REQUIRED TASK. Copy out the listing exactly.

— Start GIVEN INFORMATION —

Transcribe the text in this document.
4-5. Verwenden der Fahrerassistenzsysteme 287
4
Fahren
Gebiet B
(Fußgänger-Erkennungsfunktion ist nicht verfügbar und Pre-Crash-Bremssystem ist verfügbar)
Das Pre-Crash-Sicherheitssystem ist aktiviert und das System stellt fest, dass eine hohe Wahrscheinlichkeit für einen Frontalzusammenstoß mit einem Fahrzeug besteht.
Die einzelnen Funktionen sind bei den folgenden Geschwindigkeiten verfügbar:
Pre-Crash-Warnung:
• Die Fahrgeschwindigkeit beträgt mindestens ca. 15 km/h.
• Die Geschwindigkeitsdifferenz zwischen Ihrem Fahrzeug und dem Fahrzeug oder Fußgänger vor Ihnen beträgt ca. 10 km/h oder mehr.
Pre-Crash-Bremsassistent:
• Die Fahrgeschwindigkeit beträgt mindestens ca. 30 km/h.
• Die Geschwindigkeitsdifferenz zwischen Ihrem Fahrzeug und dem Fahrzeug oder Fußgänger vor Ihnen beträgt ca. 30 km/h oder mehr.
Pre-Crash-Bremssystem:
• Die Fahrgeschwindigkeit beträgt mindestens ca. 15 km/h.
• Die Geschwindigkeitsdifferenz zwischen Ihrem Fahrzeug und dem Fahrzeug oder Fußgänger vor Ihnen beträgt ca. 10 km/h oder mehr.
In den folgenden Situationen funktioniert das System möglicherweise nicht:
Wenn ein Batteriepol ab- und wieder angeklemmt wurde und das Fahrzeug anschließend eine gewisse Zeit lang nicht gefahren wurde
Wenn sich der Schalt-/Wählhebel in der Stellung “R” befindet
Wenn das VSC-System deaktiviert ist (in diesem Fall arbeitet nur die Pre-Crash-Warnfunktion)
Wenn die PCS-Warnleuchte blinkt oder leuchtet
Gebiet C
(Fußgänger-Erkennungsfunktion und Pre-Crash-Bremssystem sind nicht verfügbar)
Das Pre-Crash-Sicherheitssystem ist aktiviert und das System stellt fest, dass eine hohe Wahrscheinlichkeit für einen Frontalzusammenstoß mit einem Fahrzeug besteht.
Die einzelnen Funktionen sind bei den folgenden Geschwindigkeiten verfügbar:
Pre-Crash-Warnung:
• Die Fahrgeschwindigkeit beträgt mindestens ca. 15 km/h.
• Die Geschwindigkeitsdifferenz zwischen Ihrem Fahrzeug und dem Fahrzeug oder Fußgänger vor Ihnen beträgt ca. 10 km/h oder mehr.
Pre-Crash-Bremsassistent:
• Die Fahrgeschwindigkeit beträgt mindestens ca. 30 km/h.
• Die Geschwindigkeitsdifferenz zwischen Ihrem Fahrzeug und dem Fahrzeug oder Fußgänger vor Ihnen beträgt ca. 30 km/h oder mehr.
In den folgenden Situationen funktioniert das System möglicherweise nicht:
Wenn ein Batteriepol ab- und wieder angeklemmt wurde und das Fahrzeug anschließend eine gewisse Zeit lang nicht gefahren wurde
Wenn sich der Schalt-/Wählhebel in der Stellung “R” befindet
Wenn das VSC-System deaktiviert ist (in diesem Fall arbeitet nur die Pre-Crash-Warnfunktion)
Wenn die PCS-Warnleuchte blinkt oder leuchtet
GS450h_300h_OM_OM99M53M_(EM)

— End GIVEN INFORMATION —

RESPONSE.
Transcribe the text in this document.
4-5. Verwenden der Fahrerassistenzsysteme 287
4
Fahren
Gebiet B
(Fußgänger-Erkennungsfunktion ist nicht verfügbar und Pre-Crash-Bremssystem ist verfügbar)
Das Pre-Crash-Sicherheitssystem ist aktiviert und das System stellt fest, dass eine hohe Wahrscheinlichkeit für einen Frontalzusammenstoß mit einem Fahrzeug besteht.
Die einzelnen Funktionen sind bei den folgenden Geschwindigkeiten verfügbar:
Pre-Crash-Warnung:
• Die Fahrgeschwindigkeit beträgt mindestens ca. 15 km/h.
• Die Geschwindigkeitsdifferenz zwischen Ihrem Fahrzeug und dem Fahrzeug oder Fußgänger vor Ihnen beträgt ca. 10 km/h oder mehr.
Pre-Crash-Bremsassistent:
• Die Fahrgeschwindigkeit beträgt mindestens ca. 30 km/h.
• Die Geschwindigkeitsdifferenz zwischen Ihrem Fahrzeug und dem Fahrzeug oder Fußgänger vor Ihnen beträgt ca. 30 km/h oder mehr.
Pre-Crash-Bremssystem:
• Die Fahrgeschwindigkeit beträgt mindestens ca. 15 km/h.
• Die Geschwindigkeitsdifferenz zwischen Ihrem Fahrzeug und dem Fahrzeug oder Fußgänger vor Ihnen beträgt ca. 10 km/h oder mehr.
In den folgenden Situationen funktioniert das System möglicherweise nicht:
Wenn ein Batteriepol ab- und wieder angeklemmt wurde und das Fahrzeug anschließend eine gewisse Zeit lang nicht gefahren wurde
Wenn sich der Schalt-/Wählhebel in der Stellung “R” befindet
Wenn das VSC-System deaktiviert ist (in diesem Fall arbeitet nur die Pre-Crash-Warnfunktion)
Wenn die PCS-Warnleuchte blinkt oder leuchtet
Gebiet C
(Fußgänger-Erkennungsfunktion und Pre-Crash-Bremssystem sind nicht verfügbar)
Das Pre-Crash-Sicherheitssystem ist aktiviert und das System stellt fest, dass eine hohe Wahrscheinlichkeit für einen Frontalzusammenstoß mit einem Fahrzeug besteht.
Die einzelnen Funktionen sind bei den folgenden Geschwindigkeiten verfügbar:
Pre-Crash-Warnung:
• Die Fahrgeschwindigkeit beträgt mindestens ca. 15 km/h.
• Die Geschwindigkeitsdifferenz zwischen Ihrem Fahrzeug und dem Fahrzeug oder Fußgänger vor Ihnen beträgt ca. 10 km/h oder mehr.
Pre-Crash-Bremsassistent:
• Die Fahrgeschwindigkeit beträgt mindestens ca. 30 km/h.
• Die Geschwindigkeitsdifferenz zwischen Ihrem Fahrzeug und dem Fahrzeug oder Fußgänger vor Ihnen beträgt ca. 30 km/h oder mehr.
In den folgenden Situationen funktioniert das System möglicherweise nicht:
Wenn ein Batteriepol ab- und wieder angeklemmt wurde und das Fahrzeug anschließend eine gewisse Zeit lang nicht gefahren wurde
Wenn sich der Schalt-/Wählhebel in der Stellung “R” befindet
Wenn das VSC-System deaktiviert ist (in diesem Fall arbeitet nur die Pre-Crash-Warnfunktion)
Wenn die PCS-Warnleuchte blinkt oder leuchtet
GS450h_300h_OM_OM99M53M_(EM)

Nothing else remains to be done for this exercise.